### EXERCISE GOAL
Draw out every line with the word "المؤمن" from the listing below.

[Records excerpted from a collection]
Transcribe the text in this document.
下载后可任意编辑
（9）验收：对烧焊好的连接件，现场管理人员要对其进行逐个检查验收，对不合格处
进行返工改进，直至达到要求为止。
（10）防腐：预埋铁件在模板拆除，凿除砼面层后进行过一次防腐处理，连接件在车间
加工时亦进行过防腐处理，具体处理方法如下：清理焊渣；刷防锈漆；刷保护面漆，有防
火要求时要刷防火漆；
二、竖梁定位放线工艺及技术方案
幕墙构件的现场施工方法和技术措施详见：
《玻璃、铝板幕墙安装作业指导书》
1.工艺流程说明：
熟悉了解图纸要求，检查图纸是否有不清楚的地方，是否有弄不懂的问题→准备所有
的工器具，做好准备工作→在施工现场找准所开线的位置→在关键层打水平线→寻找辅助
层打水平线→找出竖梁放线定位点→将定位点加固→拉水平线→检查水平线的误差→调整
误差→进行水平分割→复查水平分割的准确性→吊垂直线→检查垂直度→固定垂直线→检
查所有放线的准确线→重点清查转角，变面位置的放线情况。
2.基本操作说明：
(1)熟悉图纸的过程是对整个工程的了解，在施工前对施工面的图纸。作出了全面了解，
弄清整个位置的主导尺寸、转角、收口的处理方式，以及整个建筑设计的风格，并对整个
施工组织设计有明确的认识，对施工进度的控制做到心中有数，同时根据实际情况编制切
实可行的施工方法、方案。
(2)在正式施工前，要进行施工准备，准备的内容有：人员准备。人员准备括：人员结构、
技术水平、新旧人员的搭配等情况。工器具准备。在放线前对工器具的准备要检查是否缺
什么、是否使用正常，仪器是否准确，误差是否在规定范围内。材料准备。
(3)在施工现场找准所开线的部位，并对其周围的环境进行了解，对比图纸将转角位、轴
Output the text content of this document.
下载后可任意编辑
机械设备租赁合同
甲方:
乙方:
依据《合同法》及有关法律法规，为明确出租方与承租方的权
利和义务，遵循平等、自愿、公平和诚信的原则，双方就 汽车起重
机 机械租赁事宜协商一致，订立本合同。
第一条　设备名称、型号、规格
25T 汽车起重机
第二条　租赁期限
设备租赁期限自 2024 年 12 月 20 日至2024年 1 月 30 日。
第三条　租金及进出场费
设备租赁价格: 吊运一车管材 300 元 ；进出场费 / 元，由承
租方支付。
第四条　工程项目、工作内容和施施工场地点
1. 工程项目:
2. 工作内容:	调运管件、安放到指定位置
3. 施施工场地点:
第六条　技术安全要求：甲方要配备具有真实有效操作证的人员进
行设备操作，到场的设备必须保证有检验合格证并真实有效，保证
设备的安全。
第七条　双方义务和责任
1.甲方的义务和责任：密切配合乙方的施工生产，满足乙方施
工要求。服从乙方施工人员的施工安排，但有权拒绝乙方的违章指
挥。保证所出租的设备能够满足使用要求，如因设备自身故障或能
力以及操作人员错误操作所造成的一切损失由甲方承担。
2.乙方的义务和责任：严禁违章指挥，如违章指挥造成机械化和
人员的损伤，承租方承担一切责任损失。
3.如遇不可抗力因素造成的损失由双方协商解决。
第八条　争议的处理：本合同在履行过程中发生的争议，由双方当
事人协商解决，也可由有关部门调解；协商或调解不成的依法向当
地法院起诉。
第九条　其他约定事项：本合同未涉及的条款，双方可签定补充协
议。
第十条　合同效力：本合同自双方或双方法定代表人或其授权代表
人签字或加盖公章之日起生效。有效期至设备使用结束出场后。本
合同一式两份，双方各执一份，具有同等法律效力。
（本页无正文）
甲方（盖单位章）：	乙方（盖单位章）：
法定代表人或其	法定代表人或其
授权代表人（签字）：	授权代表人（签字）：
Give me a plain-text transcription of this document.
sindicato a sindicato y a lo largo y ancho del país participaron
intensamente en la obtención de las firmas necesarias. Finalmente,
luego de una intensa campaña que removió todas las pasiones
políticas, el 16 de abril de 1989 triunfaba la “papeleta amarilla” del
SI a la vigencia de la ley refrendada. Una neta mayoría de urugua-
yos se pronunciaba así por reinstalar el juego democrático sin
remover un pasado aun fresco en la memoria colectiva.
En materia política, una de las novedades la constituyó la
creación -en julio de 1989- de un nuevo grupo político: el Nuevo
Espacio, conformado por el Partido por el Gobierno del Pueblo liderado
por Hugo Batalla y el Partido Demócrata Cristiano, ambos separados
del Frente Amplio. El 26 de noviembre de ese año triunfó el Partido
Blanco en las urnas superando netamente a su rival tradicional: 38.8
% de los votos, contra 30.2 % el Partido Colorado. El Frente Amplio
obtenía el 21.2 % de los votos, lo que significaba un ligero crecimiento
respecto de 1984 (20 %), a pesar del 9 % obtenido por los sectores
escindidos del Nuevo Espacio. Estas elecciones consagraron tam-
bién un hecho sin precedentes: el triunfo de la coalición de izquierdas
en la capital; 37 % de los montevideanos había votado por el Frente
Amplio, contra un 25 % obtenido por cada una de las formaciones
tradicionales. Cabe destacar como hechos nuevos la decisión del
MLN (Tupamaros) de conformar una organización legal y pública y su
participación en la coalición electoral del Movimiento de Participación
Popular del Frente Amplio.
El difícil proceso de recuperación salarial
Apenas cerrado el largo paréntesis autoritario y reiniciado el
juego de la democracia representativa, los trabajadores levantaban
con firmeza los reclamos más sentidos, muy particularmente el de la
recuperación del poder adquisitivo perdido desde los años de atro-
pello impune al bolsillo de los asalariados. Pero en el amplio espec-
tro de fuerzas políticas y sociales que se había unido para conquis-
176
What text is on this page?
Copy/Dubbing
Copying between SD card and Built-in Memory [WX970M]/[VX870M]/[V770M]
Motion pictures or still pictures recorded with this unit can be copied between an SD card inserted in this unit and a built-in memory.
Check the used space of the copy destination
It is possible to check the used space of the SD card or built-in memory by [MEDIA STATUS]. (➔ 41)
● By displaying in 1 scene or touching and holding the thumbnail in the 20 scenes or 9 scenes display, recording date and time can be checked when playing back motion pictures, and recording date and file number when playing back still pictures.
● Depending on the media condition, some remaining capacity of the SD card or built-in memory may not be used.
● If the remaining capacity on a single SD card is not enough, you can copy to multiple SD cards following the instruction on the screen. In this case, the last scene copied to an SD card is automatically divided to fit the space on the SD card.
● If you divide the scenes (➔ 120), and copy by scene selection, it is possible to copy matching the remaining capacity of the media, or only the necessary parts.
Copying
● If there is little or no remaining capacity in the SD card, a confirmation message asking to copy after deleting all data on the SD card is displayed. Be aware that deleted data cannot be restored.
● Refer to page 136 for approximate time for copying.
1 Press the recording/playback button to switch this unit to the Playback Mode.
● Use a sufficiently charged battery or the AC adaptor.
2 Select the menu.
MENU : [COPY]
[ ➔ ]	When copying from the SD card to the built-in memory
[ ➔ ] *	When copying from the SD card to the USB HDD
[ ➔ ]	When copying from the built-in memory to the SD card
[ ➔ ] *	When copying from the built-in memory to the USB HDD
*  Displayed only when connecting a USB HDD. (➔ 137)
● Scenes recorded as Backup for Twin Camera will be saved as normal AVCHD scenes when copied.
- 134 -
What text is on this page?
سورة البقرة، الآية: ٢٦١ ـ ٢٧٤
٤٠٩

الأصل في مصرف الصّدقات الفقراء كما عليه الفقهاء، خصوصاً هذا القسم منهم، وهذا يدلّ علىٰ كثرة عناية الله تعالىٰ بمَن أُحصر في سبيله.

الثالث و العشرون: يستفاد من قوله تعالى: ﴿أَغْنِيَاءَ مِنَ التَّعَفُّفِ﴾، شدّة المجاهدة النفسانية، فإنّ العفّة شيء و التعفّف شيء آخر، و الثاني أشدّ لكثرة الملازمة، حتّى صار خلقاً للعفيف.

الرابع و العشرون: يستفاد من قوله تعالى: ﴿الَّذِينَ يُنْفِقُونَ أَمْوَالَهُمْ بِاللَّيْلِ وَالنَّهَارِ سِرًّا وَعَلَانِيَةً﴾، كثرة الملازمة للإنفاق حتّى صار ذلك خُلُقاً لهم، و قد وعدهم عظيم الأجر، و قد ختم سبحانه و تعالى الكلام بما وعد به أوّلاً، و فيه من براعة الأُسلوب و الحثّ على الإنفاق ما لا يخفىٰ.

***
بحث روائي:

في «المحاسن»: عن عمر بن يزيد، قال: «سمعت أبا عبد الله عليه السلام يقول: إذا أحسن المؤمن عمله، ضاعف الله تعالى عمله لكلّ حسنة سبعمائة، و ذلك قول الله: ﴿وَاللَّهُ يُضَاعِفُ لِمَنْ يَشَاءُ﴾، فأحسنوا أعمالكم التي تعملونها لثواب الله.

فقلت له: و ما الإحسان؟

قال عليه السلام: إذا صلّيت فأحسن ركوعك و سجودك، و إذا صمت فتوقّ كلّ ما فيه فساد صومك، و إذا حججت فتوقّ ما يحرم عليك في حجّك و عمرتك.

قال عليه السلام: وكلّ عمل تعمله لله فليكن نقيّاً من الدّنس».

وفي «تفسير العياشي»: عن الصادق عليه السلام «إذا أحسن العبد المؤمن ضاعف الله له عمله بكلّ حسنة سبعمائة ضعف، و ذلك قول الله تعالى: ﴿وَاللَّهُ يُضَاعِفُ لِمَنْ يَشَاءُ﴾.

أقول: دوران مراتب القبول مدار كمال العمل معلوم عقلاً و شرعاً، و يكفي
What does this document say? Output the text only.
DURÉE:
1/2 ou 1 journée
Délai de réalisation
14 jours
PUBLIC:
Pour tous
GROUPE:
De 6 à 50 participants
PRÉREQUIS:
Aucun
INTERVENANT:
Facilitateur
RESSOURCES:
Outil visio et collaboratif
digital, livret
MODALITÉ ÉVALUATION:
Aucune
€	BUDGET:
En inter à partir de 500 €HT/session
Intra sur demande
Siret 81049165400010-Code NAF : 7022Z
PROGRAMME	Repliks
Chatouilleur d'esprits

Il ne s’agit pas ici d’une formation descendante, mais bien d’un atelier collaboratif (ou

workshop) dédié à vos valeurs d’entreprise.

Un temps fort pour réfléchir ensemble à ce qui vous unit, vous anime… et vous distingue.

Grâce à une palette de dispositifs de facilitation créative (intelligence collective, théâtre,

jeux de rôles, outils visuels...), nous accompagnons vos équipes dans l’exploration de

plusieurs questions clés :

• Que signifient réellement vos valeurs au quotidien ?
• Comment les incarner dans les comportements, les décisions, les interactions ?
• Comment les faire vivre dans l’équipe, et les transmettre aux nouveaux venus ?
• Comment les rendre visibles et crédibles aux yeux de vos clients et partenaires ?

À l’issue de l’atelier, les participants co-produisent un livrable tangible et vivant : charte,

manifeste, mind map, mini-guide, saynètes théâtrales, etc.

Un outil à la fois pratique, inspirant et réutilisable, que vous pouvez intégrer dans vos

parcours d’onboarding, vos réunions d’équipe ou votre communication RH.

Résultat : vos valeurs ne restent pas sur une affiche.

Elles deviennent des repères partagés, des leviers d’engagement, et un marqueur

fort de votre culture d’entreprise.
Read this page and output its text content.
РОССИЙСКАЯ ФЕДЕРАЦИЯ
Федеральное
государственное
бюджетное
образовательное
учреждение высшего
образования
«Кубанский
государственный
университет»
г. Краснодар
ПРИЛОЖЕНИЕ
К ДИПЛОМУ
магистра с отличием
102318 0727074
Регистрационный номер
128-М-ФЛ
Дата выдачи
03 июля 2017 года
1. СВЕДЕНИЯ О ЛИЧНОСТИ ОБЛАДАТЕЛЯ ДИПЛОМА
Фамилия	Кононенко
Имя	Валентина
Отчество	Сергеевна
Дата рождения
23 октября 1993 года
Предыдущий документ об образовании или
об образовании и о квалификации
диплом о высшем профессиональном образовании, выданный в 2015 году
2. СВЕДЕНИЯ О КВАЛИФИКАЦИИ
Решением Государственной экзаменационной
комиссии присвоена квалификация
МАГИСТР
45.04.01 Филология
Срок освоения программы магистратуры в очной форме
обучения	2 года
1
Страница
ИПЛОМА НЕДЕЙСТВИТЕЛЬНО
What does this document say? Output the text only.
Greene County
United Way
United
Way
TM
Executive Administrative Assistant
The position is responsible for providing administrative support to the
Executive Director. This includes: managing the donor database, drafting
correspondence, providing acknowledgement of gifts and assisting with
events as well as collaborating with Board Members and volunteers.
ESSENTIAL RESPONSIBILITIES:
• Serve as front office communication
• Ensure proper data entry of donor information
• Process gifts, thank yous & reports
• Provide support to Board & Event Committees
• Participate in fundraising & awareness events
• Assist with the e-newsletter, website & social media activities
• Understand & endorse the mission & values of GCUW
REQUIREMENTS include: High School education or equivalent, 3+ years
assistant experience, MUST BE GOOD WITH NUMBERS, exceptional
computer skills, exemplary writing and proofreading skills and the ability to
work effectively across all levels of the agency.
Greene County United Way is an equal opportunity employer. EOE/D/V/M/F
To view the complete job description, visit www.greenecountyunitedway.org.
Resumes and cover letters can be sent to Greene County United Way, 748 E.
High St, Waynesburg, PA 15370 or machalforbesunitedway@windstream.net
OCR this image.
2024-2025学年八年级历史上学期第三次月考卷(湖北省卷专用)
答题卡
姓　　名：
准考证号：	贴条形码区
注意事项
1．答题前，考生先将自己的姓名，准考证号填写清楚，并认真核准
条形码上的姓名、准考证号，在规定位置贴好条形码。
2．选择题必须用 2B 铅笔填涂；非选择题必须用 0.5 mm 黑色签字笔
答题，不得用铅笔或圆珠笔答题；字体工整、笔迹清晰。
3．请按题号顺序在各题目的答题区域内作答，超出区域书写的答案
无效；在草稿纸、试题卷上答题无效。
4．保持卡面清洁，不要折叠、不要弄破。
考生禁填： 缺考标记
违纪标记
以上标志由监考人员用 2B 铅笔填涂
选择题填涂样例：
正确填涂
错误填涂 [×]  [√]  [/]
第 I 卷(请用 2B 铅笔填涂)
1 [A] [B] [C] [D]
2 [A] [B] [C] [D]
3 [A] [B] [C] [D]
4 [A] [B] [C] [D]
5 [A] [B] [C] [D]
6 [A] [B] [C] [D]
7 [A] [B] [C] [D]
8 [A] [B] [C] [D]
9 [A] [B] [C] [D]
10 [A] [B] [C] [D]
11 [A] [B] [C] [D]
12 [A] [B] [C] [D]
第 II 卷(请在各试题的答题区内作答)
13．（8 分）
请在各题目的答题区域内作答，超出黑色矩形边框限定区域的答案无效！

### REPLY TO THE EXERCISE
في «المحاسن»: عن عمر بن يزيد، قال: «سمعت أبا عبد الله عليه السلام يقول: إذا أحسن المؤمن عمله، ضاعف الله تعالى عمله لكلّ حسنة سبعمائة، و ذلك قول الله: ﴿وَاللَّهُ يُضَاعِفُ لِمَنْ يَشَاءُ﴾، فأحسنوا أعمالكم التي تعملونها لثواب الله.
وفي «تفسير العياشي»: عن الصادق عليه السلام «إذا أحسن العبد المؤمن ضاعف الله له عمله بكلّ حسنة سبعمائة ضعف، و ذلك قول الله تعالى: ﴿وَاللَّهُ يُضَاعِفُ لِمَنْ يَشَاءُ﴾.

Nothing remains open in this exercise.